# Objective:
Could you write out the records below exactly as they appear, leaving out any pictures?

Records contained in a dataset:
— START —
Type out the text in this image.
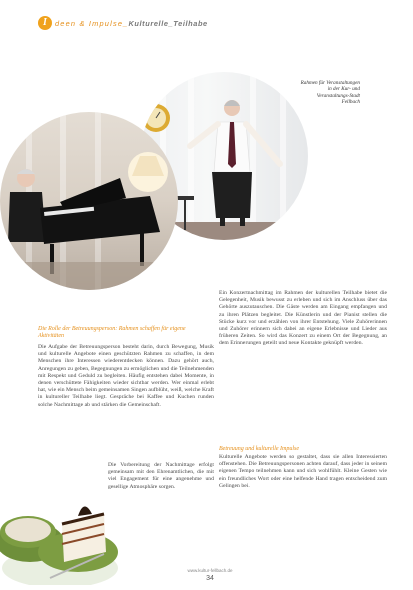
I	deen & Impulse_Kulturelle_Teilhabe
Rahmen für Veranstaltungen in der Kur- und Veranstaltungs-Stadt Fellbach
Die Rolle der Betreuungsperson: Rahmen schaffen für eigene Aktivitäten
Die Aufgabe der Betreuungsperson besteht darin, durch Bewegung, Musik und kulturelle Angebote einen geschützten Rahmen zu schaffen, in dem Menschen ihre Interessen wiederentdecken können. Dazu gehört auch, Anregungen zu geben, Begegnungen zu ermöglichen und die Teilnehmenden mit Respekt und Geduld zu begleiten. Häufig entstehen dabei Momente, in denen verschüttete Fähigkeiten wieder sichtbar werden. Wer einmal erlebt hat, wie ein Mensch beim gemeinsamen Singen aufblüht, weiß, welche Kraft in kultureller Teilhabe liegt. Gespräche bei Kaffee und Kuchen runden solche Nachmittage ab und stärken die Gemeinschaft.
Die Vorbereitung der Nachmittage erfolgt gemeinsam mit den Ehrenamtlichen, die mit viel Engagement für eine angenehme und gesellige Atmosphäre sorgen.
Ein Konzertnachmittag im Rahmen der kulturellen Teilhabe bietet die Gelegenheit, Musik bewusst zu erleben und sich im Anschluss über das Gehörte auszutauschen. Die Gäste werden am Eingang empfangen und zu ihren Plätzen begleitet. Die Künstlerin und der Pianist stellen die Stücke kurz vor und erzählen von ihrer Entstehung. Viele Zuhörerinnen und Zuhörer erinnern sich dabei an eigene Erlebnisse und Lieder aus früheren Zeiten. So wird das Konzert zu einem Ort der Begegnung, an dem Erinnerungen geteilt und neue Kontakte geknüpft werden.
Betreuung und kulturelle Impulse
Kulturelle Angebote werden so gestaltet, dass sie allen Interessierten offenstehen. Die Betreuungspersonen achten darauf, dass jeder in seinem eigenen Tempo teilnehmen kann und sich wohlfühlt. Kleine Gesten wie ein freundliches Wort oder eine helfende Hand tragen entscheidend zum Gelingen bei.
www.kultur-fellbach.de
34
— END —
# Result for this task:
Type out the text in this image.
I	deen & Impulse_Kulturelle_Teilhabe
Rahmen für Veranstaltungen in der Kur- und Veranstaltungs-Stadt Fellbach
Die Rolle der Betreuungsperson: Rahmen schaffen für eigene Aktivitäten
Die Aufgabe der Betreuungsperson besteht darin, durch Bewegung, Musik und kulturelle Angebote einen geschützten Rahmen zu schaffen, in dem Menschen ihre Interessen wiederentdecken können. Dazu gehört auch, Anregungen zu geben, Begegnungen zu ermöglichen und die Teilnehmenden mit Respekt und Geduld zu begleiten. Häufig entstehen dabei Momente, in denen verschüttete Fähigkeiten wieder sichtbar werden. Wer einmal erlebt hat, wie ein Mensch beim gemeinsamen Singen aufblüht, weiß, welche Kraft in kultureller Teilhabe liegt. Gespräche bei Kaffee und Kuchen runden solche Nachmittage ab und stärken die Gemeinschaft.
Die Vorbereitung der Nachmittage erfolgt gemeinsam mit den Ehrenamtlichen, die mit viel Engagement für eine angenehme und gesellige Atmosphäre sorgen.
Ein Konzertnachmittag im Rahmen der kulturellen Teilhabe bietet die Gelegenheit, Musik bewusst zu erleben und sich im Anschluss über das Gehörte auszutauschen. Die Gäste werden am Eingang empfangen und zu ihren Plätzen begleitet. Die Künstlerin und der Pianist stellen die Stücke kurz vor und erzählen von ihrer Entstehung. Viele Zuhörerinnen und Zuhörer erinnern sich dabei an eigene Erlebnisse und Lieder aus früheren Zeiten. So wird das Konzert zu einem Ort der Begegnung, an dem Erinnerungen geteilt und neue Kontakte geknüpft werden.
Betreuung und kulturelle Impulse
Kulturelle Angebote werden so gestaltet, dass sie allen Interessierten offenstehen. Die Betreuungspersonen achten darauf, dass jeder in seinem eigenen Tempo teilnehmen kann und sich wohlfühlt. Kleine Gesten wie ein freundliches Wort oder eine helfende Hand tragen entscheidend zum Gelingen bei.
www.kultur-fellbach.de
34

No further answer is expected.